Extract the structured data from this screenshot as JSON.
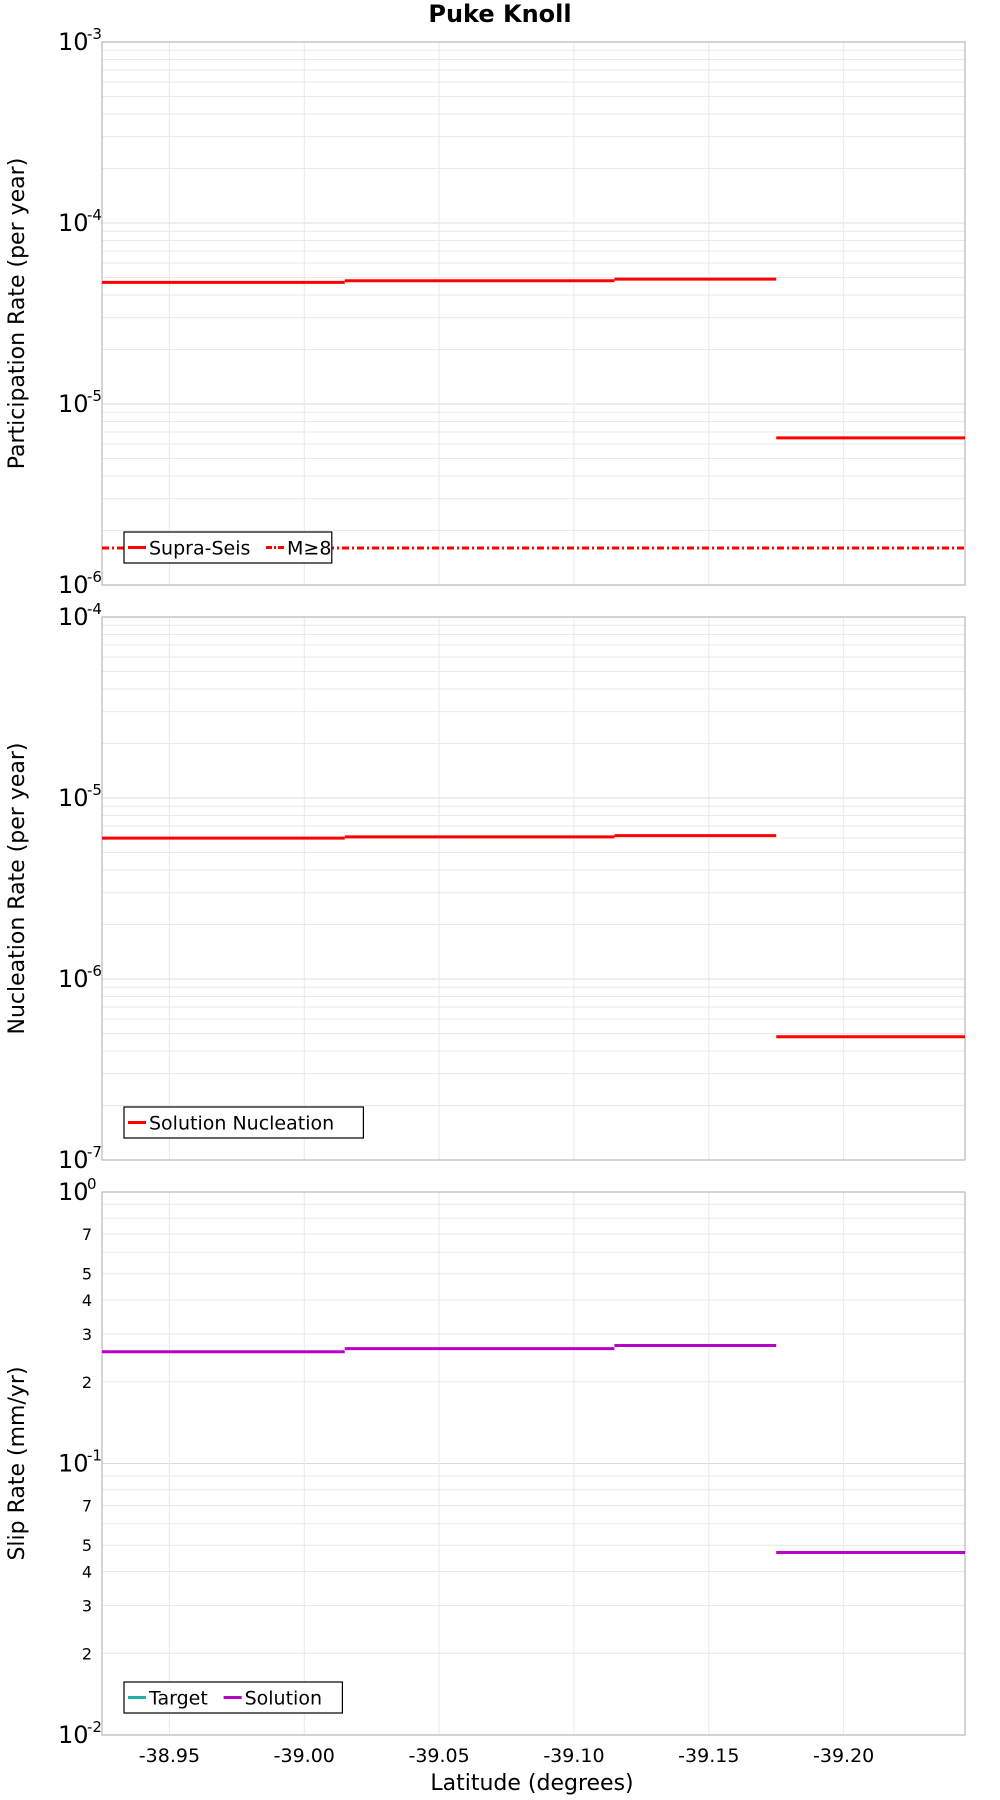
{
  "title": "Puke Knoll",
  "xlabel": "Latitude (degrees)",
  "colors": {
    "red": "#ff0000",
    "magenta": "#b800c8",
    "teal": "#20b2aa",
    "grid": "#e9e9e9",
    "border": "#b8b8b8"
  },
  "chart_data": [
    {
      "type": "line",
      "name": "participation",
      "ylabel": "Participation Rate (per year)",
      "yscale": "log",
      "ylim": [
        1e-06,
        0.001
      ],
      "xlim": [
        -38.925,
        -39.245
      ],
      "xticks": [
        -38.95,
        -39.0,
        -39.05,
        -39.1,
        -39.15,
        -39.2
      ],
      "xtick_labels": [
        "-38.95",
        "-39.00",
        "-39.05",
        "-39.10",
        "-39.15",
        "-39.20"
      ],
      "yticks": [
        {
          "value": 1e-06,
          "base": "10",
          "exp": "-6"
        },
        {
          "value": 1e-05,
          "base": "10",
          "exp": "-5"
        },
        {
          "value": 0.0001,
          "base": "10",
          "exp": "-4"
        },
        {
          "value": 0.001,
          "base": "10",
          "exp": "-3"
        }
      ],
      "grid": true,
      "legend": {
        "position": "bottom-left",
        "entries": [
          "Supra-Seis",
          "M≥8"
        ]
      },
      "series": [
        {
          "name": "Supra-Seis",
          "style": "solid",
          "color": "#ff0000",
          "segments": [
            {
              "x0": -38.925,
              "x1": -39.015,
              "y": 4.7e-05
            },
            {
              "x0": -39.015,
              "x1": -39.115,
              "y": 4.8e-05
            },
            {
              "x0": -39.115,
              "x1": -39.175,
              "y": 4.9e-05
            },
            {
              "x0": -39.175,
              "x1": -39.245,
              "y": 6.5e-06
            }
          ]
        },
        {
          "name": "M≥8",
          "style": "dashdot",
          "color": "#ff0000",
          "segments": [
            {
              "x0": -38.925,
              "x1": -39.245,
              "y": 1.6e-06
            }
          ]
        }
      ]
    },
    {
      "type": "line",
      "name": "nucleation",
      "ylabel": "Nucleation Rate (per year)",
      "yscale": "log",
      "ylim": [
        1e-07,
        0.0001
      ],
      "xlim": [
        -38.925,
        -39.245
      ],
      "xticks": [
        -38.95,
        -39.0,
        -39.05,
        -39.1,
        -39.15,
        -39.2
      ],
      "yticks": [
        {
          "value": 1e-07,
          "base": "10",
          "exp": "-7"
        },
        {
          "value": 1e-06,
          "base": "10",
          "exp": "-6"
        },
        {
          "value": 1e-05,
          "base": "10",
          "exp": "-5"
        },
        {
          "value": 0.0001,
          "base": "10",
          "exp": "-4"
        }
      ],
      "grid": true,
      "legend": {
        "position": "bottom-left",
        "entries": [
          "Solution Nucleation"
        ]
      },
      "series": [
        {
          "name": "Solution Nucleation",
          "style": "solid",
          "color": "#ff0000",
          "segments": [
            {
              "x0": -38.925,
              "x1": -39.015,
              "y": 6e-06
            },
            {
              "x0": -39.015,
              "x1": -39.115,
              "y": 6.1e-06
            },
            {
              "x0": -39.115,
              "x1": -39.175,
              "y": 6.2e-06
            },
            {
              "x0": -39.175,
              "x1": -39.245,
              "y": 4.8e-07
            }
          ]
        }
      ]
    },
    {
      "type": "line",
      "name": "slip",
      "ylabel": "Slip Rate (mm/yr)",
      "yscale": "log",
      "ylim": [
        0.01,
        1.0
      ],
      "xlim": [
        -38.925,
        -39.245
      ],
      "xticks": [
        -38.95,
        -39.0,
        -39.05,
        -39.1,
        -39.15,
        -39.2
      ],
      "yticks": [
        {
          "value": 0.01,
          "base": "10",
          "exp": "-2"
        },
        {
          "value": 0.1,
          "base": "10",
          "exp": "-1"
        },
        {
          "value": 1.0,
          "base": "10",
          "exp": "0"
        }
      ],
      "minor_ticks": [
        {
          "value": 0.02,
          "label": "2"
        },
        {
          "value": 0.03,
          "label": "3"
        },
        {
          "value": 0.04,
          "label": "4"
        },
        {
          "value": 0.05,
          "label": "5"
        },
        {
          "value": 0.07,
          "label": "7"
        },
        {
          "value": 0.2,
          "label": "2"
        },
        {
          "value": 0.3,
          "label": "3"
        },
        {
          "value": 0.4,
          "label": "4"
        },
        {
          "value": 0.5,
          "label": "5"
        },
        {
          "value": 0.7,
          "label": "7"
        }
      ],
      "grid": true,
      "legend": {
        "position": "bottom-left",
        "entries": [
          "Target",
          "Solution"
        ]
      },
      "series": [
        {
          "name": "Target",
          "style": "solid",
          "color": "#20b2aa",
          "segments": []
        },
        {
          "name": "Solution",
          "style": "solid",
          "color": "#b800c8",
          "segments": [
            {
              "x0": -38.925,
              "x1": -39.015,
              "y": 0.258
            },
            {
              "x0": -39.015,
              "x1": -39.115,
              "y": 0.265
            },
            {
              "x0": -39.115,
              "x1": -39.175,
              "y": 0.272
            },
            {
              "x0": -39.175,
              "x1": -39.245,
              "y": 0.047
            }
          ]
        }
      ]
    }
  ]
}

◆ Task brief
Copy out the lines in which the string "name" appears.

◆ Output below
      "name": "participation",
          "name": "Supra-Seis",
          "name": "M≥8",
      "name": "nucleation",
          "name": "Solution Nucleation",
      "name": "slip",
          "name": "Target",
          "name": "Solution",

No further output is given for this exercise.